**Task prompt:**
Count the lines below that contain the word "消化内科门诊", and report only that number.

[Data shown — start]

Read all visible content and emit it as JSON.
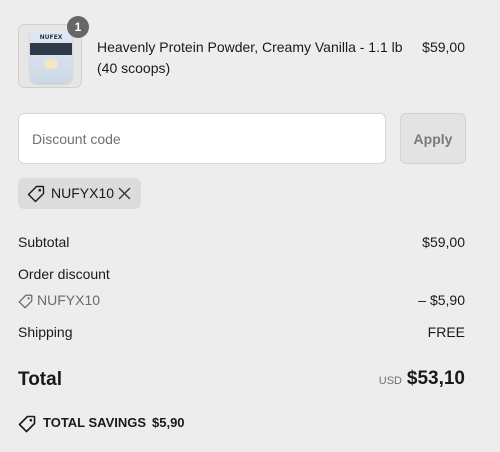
{
  "product": {
    "title": "Heavenly Protein Powder, Creamy Vanilla - 1.1 lb (40 scoops)",
    "price": "$59,00",
    "quantity": "1",
    "image_icon": "product-pouch-image",
    "image_brand": "NUFEX"
  },
  "discount": {
    "placeholder": "Discount code",
    "value": "",
    "apply_label": "Apply",
    "applied_code": "NUFYX10",
    "tag_icon": "tag-icon",
    "remove_icon": "close-icon"
  },
  "summary": {
    "subtotal_label": "Subtotal",
    "subtotal_value": "$59,00",
    "order_discount_label": "Order discount",
    "discount_code": "NUFYX10",
    "discount_value": "– $5,90",
    "shipping_label": "Shipping",
    "shipping_value": "FREE",
    "total_label": "Total",
    "currency": "USD",
    "total_value": "$53,10",
    "savings_label": "TOTAL SAVINGS",
    "savings_value": "$5,90"
  },
  "colors": {
    "page_bg": "#ededed",
    "badge_bg": "#666666",
    "muted_text": "#6b6b6b"
  }
}
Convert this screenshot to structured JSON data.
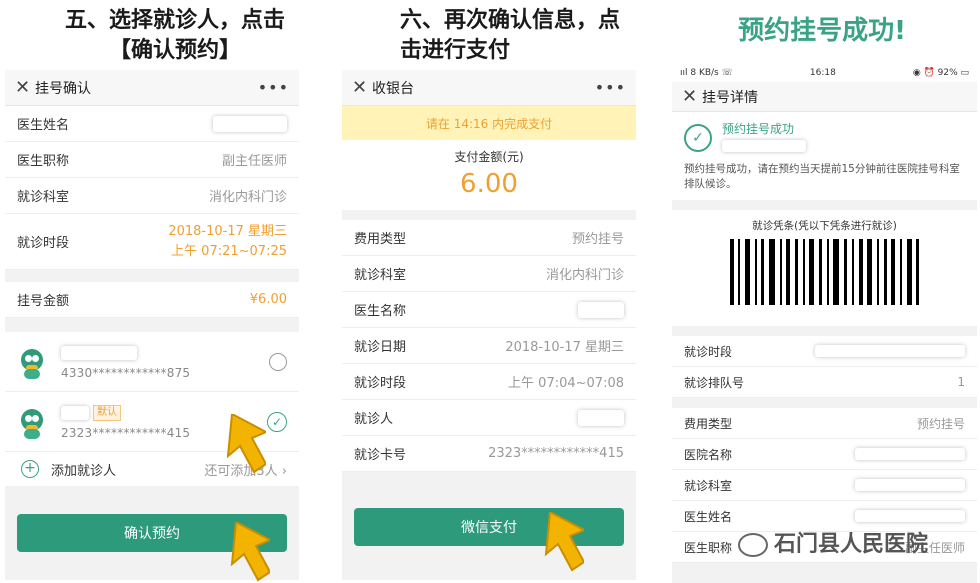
{
  "headings": {
    "step5": "五、选择就诊人，点击【确认预约】",
    "step6": "六、再次确认信息，点击进行支付",
    "success": "预约挂号成功!"
  },
  "confirm": {
    "title": "挂号确认",
    "doctor_name_label": "医生姓名",
    "doctor_title_label": "医生职称",
    "doctor_title_value": "副主任医师",
    "dept_label": "就诊科室",
    "dept_value": "消化内科门诊",
    "time_label": "就诊时段",
    "time_date": "2018-10-17 星期三",
    "time_slot": "上午 07:21~07:25",
    "fee_label": "挂号金额",
    "fee_value": "¥6.00",
    "patients": [
      {
        "card": "4330************875",
        "tag": ""
      },
      {
        "card": "2323************415",
        "tag": "默认"
      }
    ],
    "add_label": "添加就诊人",
    "add_hint": "还可添加3人 ›",
    "confirm_button": "确认预约"
  },
  "cashier": {
    "title": "收银台",
    "banner": "请在 14:16 内完成支付",
    "amount_label": "支付金额(元)",
    "amount": "6.00",
    "rows": {
      "fee_type_label": "费用类型",
      "fee_type_value": "预约挂号",
      "dept_label": "就诊科室",
      "dept_value": "消化内科门诊",
      "doctor_label": "医生名称",
      "date_label": "就诊日期",
      "date_value": "2018-10-17 星期三",
      "slot_label": "就诊时段",
      "slot_value": "上午 07:04~07:08",
      "patient_label": "就诊人",
      "card_label": "就诊卡号",
      "card_value": "2323************415"
    },
    "pay_button": "微信支付"
  },
  "detail": {
    "status_left": "ııl 8 KB/s ☏",
    "status_time": "16:18",
    "status_right": "◉ ⏰ 92% ▭",
    "title": "挂号详情",
    "success_title": "预约挂号成功",
    "success_desc": "预约挂号成功，请在预约当天提前15分钟前往医院挂号科室排队候诊。",
    "voucher_label": "就诊凭条(凭以下凭条进行就诊)",
    "time_label": "就诊时段",
    "queue_label": "就诊排队号",
    "queue_value": "1",
    "fee_type_label": "费用类型",
    "fee_type_value": "预约挂号",
    "hospital_label": "医院名称",
    "dept_label": "就诊科室",
    "doctor_label": "医生姓名",
    "doctor_title_label": "医生职称",
    "doctor_title_value": "副主任医师"
  },
  "watermark": "石门县人民医院",
  "icons": {
    "close": "close-icon",
    "more": "more-icon",
    "check": "check-icon",
    "plus": "plus-icon",
    "arrow": "arrow-icon"
  },
  "colors": {
    "accent": "#2e9a7c",
    "orange": "#f0a030",
    "banner": "#fff3b8"
  }
}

[Data shown — finish]

**Task answer:**
2